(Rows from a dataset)
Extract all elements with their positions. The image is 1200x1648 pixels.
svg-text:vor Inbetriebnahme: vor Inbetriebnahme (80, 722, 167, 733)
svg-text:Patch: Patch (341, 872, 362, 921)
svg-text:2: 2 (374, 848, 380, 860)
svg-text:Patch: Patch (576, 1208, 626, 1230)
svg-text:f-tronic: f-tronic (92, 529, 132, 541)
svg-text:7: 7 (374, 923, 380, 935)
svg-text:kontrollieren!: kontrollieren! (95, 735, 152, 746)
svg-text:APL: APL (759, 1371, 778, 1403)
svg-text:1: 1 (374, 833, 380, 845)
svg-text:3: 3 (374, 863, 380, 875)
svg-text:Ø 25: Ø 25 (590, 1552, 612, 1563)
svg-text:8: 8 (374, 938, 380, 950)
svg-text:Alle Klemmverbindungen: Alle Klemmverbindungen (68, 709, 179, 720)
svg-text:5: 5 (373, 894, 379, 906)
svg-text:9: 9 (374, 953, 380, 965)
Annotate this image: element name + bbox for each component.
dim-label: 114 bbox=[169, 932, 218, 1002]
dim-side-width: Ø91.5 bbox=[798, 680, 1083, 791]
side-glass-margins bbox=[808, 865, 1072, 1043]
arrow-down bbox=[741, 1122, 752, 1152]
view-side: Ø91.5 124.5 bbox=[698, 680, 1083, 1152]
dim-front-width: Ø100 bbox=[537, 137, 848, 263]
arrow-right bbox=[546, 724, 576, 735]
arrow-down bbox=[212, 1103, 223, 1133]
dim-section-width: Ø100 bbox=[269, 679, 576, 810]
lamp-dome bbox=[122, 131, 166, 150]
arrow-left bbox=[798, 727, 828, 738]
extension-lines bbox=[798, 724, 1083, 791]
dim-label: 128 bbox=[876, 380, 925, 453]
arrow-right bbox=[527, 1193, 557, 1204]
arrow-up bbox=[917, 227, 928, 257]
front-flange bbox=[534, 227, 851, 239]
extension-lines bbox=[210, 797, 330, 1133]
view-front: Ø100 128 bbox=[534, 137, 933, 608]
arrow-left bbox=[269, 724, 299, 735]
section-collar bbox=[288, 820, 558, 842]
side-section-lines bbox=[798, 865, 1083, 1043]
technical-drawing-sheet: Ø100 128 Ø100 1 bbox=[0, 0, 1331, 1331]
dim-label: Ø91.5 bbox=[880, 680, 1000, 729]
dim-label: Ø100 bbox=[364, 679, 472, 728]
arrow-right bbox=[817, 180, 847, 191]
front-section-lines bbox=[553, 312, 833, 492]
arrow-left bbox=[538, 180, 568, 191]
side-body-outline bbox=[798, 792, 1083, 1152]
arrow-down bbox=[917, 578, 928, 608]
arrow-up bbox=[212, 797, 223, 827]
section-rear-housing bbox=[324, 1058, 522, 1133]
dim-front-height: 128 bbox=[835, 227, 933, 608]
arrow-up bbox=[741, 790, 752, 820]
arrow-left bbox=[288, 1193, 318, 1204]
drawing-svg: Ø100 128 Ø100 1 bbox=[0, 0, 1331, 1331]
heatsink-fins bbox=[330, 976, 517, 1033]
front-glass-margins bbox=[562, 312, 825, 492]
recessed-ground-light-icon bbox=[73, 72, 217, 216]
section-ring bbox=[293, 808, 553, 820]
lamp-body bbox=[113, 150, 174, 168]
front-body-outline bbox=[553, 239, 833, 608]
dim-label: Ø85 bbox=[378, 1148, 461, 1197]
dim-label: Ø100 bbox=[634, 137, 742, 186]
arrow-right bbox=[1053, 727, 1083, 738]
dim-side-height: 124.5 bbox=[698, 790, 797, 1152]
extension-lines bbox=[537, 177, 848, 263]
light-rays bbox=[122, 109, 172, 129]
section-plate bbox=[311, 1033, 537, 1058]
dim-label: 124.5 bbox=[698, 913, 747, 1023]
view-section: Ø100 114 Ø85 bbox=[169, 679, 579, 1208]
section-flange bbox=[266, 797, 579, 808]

= WHAT TO WORK ON =
Report how many lines in the rows above contain the string "section", counting only matches with the same capitalization. Give the number alone.

= EXERCISE SOLUTION =
9